DIRECTIONS FOR THIS TASK:
The records that follow are to be repeated without alteration.

MATERIALS PROVIDED:
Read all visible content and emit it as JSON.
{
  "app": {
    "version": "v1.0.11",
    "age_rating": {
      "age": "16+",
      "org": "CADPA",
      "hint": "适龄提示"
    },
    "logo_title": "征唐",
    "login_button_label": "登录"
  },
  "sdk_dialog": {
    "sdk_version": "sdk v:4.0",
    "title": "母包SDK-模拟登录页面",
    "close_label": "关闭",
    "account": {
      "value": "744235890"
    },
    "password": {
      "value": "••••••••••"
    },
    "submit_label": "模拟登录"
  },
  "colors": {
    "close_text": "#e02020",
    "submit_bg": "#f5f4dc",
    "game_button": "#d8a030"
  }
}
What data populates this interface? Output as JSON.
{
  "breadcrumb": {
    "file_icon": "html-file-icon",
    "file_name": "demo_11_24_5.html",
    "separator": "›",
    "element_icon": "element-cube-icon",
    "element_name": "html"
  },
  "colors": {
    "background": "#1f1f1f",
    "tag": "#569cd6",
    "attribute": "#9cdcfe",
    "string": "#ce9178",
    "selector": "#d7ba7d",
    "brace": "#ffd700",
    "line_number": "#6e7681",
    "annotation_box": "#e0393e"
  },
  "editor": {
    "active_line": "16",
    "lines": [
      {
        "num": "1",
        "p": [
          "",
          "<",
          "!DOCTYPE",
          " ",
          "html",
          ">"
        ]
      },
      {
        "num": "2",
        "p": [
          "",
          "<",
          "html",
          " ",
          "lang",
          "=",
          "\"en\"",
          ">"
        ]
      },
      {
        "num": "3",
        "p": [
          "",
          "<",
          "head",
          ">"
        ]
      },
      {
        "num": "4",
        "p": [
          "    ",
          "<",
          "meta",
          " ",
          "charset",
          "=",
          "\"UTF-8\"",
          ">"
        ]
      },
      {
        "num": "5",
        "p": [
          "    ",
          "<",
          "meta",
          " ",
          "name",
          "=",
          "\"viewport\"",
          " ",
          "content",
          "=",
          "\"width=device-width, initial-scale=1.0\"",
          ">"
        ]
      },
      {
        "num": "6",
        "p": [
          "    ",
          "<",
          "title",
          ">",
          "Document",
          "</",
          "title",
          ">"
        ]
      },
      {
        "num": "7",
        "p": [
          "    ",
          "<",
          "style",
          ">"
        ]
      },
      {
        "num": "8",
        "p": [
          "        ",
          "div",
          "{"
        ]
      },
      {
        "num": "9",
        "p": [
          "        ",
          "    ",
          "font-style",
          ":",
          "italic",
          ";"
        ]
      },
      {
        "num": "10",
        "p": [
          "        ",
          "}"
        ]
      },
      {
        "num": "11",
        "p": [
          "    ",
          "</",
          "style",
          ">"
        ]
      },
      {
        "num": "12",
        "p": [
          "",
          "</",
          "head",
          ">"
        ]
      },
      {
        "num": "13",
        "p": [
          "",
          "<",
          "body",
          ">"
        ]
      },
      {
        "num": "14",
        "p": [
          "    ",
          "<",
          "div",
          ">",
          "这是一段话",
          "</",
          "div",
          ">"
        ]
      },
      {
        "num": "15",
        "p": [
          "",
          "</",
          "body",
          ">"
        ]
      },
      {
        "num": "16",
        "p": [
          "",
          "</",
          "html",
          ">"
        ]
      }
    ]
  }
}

SOLUTION TO THE PROBLEM:
Read all visible content and emit it as JSON.
{
  "app": {
    "version": "v1.0.11",
    "age_rating": {
      "age": "16+",
      "org": "CADPA",
      "hint": "适龄提示"
    },
    "logo_title": "征唐",
    "login_button_label": "登录"
  },
  "sdk_dialog": {
    "sdk_version": "sdk v:4.0",
    "title": "母包SDK-模拟登录页面",
    "close_label": "关闭",
    "account": {
      "value": "744235890"
    },
    "password": {
      "value": "••••••••••"
    },
    "submit_label": "模拟登录"
  },
  "colors": {
    "close_text": "#e02020",
    "submit_bg": "#f5f4dc",
    "game_button": "#d8a030"
  }
}
What data populates this interface? Output as JSON.
{
  "breadcrumb": {
    "file_icon": "html-file-icon",
    "file_name": "demo_11_24_5.html",
    "separator": "›",
    "element_icon": "element-cube-icon",
    "element_name": "html"
  },
  "colors": {
    "background": "#1f1f1f",
    "tag": "#569cd6",
    "attribute": "#9cdcfe",
    "string": "#ce9178",
    "selector": "#d7ba7d",
    "brace": "#ffd700",
    "line_number": "#6e7681",
    "annotation_box": "#e0393e"
  },
  "editor": {
    "active_line": "16",
    "lines": [
      {
        "num": "1",
        "p": [
          "",
          "<",
          "!DOCTYPE",
          " ",
          "html",
          ">"
        ]
      },
      {
        "num": "2",
        "p": [
          "",
          "<",
          "html",
          " ",
          "lang",
          "=",
          "\"en\"",
          ">"
        ]
      },
      {
        "num": "3",
        "p": [
          "",
          "<",
          "head",
          ">"
        ]
      },
      {
        "num": "4",
        "p": [
          "    ",
          "<",
          "meta",
          " ",
          "charset",
          "=",
          "\"UTF-8\"",
          ">"
        ]
      },
      {
        "num": "5",
        "p": [
          "    ",
          "<",
          "meta",
          " ",
          "name",
          "=",
          "\"viewport\"",
          " ",
          "content",
          "=",
          "\"width=device-width, initial-scale=1.0\"",
          ">"
        ]
      },
      {
        "num": "6",
        "p": [
          "    ",
          "<",
          "title",
          ">",
          "Document",
          "</",
          "title",
          ">"
        ]
      },
      {
        "num": "7",
        "p": [
          "    ",
          "<",
          "style",
          ">"
        ]
      },
      {
        "num": "8",
        "p": [
          "        ",
          "div",
          "{"
        ]
      },
      {
        "num": "9",
        "p": [
          "        ",
          "    ",
          "font-style",
          ":",
          "italic",
          ";"
        ]
      },
      {
        "num": "10",
        "p": [
          "        ",
          "}"
        ]
      },
      {
        "num": "11",
        "p": [
          "    ",
          "</",
          "style",
          ">"
        ]
      },
      {
        "num": "12",
        "p": [
          "",
          "</",
          "head",
          ">"
        ]
      },
      {
        "num": "13",
        "p": [
          "",
          "<",
          "body",
          ">"
        ]
      },
      {
        "num": "14",
        "p": [
          "    ",
          "<",
          "div",
          ">",
          "这是一段话",
          "</",
          "div",
          ">"
        ]
      },
      {
        "num": "15",
        "p": [
          "",
          "</",
          "body",
          ">"
        ]
      },
      {
        "num": "16",
        "p": [
          "",
          "</",
          "html",
          ">"
        ]
      }
    ]
  }
}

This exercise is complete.